> **Given instruction**
Extract the lines that carry the string "color" from the listing.

> **Data provided**
= = = = = = =

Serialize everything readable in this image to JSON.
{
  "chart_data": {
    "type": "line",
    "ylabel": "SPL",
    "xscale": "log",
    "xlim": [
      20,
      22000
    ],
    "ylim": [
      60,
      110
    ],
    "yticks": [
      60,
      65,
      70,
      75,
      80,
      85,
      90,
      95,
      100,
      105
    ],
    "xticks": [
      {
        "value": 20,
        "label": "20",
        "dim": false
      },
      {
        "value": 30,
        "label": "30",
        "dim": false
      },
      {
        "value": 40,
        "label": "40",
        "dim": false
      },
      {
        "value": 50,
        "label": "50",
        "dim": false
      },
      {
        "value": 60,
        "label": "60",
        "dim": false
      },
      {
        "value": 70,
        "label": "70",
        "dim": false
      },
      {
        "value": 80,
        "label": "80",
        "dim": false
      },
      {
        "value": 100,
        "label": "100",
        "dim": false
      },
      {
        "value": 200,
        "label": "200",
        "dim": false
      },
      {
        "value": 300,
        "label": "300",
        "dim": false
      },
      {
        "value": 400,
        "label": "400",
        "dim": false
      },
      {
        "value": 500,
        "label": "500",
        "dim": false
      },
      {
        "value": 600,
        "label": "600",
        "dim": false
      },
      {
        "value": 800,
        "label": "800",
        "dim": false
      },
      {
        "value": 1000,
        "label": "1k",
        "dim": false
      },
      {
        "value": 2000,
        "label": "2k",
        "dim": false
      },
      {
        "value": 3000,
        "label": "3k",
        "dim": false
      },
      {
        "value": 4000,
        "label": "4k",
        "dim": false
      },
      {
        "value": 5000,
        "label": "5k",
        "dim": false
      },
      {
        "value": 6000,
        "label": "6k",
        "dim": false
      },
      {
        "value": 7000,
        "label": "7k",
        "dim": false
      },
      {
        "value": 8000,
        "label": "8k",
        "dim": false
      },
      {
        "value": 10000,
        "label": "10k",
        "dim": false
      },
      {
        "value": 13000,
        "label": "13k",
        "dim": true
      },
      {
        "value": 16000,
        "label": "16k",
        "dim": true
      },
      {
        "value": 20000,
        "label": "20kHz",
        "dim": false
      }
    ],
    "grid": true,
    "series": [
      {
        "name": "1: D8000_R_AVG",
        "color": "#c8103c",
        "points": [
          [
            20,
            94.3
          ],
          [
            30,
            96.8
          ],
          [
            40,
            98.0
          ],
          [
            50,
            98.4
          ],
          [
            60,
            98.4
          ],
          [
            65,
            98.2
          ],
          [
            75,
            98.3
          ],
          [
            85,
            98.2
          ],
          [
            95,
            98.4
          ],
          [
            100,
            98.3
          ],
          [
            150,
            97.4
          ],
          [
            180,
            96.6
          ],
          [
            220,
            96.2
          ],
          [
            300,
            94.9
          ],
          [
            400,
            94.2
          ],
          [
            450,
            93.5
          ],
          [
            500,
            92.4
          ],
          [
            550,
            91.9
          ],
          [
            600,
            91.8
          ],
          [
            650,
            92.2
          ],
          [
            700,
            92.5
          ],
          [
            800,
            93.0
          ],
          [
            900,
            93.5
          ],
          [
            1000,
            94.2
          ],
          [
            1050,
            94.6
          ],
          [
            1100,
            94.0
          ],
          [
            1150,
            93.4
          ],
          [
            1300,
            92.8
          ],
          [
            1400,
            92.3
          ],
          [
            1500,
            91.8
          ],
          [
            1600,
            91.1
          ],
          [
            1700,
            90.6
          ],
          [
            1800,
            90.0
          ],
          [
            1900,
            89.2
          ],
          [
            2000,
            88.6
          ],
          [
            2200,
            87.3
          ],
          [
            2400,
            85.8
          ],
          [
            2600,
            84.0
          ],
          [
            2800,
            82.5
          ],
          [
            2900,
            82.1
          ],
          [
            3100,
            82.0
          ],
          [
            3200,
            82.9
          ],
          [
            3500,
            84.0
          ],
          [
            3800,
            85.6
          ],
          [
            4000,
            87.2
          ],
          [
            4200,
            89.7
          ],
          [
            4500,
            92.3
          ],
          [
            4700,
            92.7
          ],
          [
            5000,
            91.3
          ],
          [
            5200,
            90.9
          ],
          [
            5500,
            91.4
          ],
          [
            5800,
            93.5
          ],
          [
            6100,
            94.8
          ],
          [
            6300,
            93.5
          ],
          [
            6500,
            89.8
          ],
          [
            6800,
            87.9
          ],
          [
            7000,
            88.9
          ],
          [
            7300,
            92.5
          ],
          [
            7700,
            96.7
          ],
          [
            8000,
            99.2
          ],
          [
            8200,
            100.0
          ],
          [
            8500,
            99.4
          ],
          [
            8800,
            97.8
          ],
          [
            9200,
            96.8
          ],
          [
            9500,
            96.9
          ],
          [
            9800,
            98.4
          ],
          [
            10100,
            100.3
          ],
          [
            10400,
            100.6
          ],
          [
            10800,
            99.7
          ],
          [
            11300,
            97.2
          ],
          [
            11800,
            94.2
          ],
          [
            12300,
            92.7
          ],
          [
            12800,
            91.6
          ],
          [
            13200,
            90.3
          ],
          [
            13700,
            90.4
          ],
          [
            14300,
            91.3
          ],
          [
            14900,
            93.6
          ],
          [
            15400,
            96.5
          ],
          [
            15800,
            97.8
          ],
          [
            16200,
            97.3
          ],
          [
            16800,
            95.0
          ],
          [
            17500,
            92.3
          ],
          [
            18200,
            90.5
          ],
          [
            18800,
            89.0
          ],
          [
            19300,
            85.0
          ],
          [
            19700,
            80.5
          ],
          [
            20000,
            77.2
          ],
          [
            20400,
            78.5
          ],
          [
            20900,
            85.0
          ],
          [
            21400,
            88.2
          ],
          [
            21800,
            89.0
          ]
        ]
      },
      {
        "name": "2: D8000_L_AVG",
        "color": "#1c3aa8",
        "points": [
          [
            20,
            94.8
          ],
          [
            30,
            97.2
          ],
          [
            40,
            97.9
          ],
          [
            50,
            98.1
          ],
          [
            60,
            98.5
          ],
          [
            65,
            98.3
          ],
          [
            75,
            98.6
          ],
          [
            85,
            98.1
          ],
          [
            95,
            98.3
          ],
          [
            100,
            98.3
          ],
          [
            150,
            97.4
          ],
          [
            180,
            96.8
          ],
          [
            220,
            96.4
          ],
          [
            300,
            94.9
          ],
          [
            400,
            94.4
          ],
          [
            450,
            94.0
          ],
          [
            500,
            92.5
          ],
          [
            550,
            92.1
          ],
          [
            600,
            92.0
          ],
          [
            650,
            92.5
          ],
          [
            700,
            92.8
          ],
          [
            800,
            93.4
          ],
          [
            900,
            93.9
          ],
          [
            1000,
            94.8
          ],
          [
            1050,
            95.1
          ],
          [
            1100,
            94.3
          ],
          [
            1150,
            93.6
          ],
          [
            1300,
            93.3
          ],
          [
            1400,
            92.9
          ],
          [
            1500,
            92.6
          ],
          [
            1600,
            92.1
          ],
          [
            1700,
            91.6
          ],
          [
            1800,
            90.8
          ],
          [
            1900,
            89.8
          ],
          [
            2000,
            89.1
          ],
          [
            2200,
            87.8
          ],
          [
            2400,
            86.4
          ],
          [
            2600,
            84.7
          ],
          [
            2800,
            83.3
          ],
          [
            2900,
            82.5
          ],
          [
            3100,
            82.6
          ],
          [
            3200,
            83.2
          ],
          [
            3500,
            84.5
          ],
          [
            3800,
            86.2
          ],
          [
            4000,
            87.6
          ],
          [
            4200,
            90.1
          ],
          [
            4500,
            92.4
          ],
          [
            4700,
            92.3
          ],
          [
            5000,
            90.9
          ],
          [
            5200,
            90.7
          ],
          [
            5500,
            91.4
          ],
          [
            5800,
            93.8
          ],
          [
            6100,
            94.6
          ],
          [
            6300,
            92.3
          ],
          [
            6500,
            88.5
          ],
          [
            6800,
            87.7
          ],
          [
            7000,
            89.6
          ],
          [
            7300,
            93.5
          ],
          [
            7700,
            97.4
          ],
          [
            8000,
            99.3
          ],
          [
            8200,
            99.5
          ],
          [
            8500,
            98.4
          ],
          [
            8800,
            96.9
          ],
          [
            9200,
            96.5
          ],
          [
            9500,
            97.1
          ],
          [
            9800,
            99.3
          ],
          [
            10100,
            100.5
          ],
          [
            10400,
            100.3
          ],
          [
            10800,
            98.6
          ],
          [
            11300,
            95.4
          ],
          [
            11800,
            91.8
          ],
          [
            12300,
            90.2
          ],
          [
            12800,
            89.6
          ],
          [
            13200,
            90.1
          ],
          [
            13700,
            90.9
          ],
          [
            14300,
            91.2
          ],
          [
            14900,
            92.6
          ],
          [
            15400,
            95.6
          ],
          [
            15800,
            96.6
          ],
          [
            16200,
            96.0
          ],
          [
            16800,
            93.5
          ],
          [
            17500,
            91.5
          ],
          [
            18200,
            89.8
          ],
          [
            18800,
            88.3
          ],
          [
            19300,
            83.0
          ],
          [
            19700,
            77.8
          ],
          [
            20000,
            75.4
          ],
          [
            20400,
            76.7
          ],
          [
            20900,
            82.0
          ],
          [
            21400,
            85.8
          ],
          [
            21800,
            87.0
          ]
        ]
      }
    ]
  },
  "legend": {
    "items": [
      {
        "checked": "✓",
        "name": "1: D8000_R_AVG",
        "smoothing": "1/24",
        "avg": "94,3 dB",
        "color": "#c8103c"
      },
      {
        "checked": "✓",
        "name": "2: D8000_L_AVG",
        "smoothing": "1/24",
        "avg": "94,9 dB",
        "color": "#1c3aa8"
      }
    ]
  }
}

= = = = = = =

> **Full output**
        "color": "#c8103c",
        "color": "#1c3aa8",
        "color": "#c8103c"
        "color": "#1c3aa8"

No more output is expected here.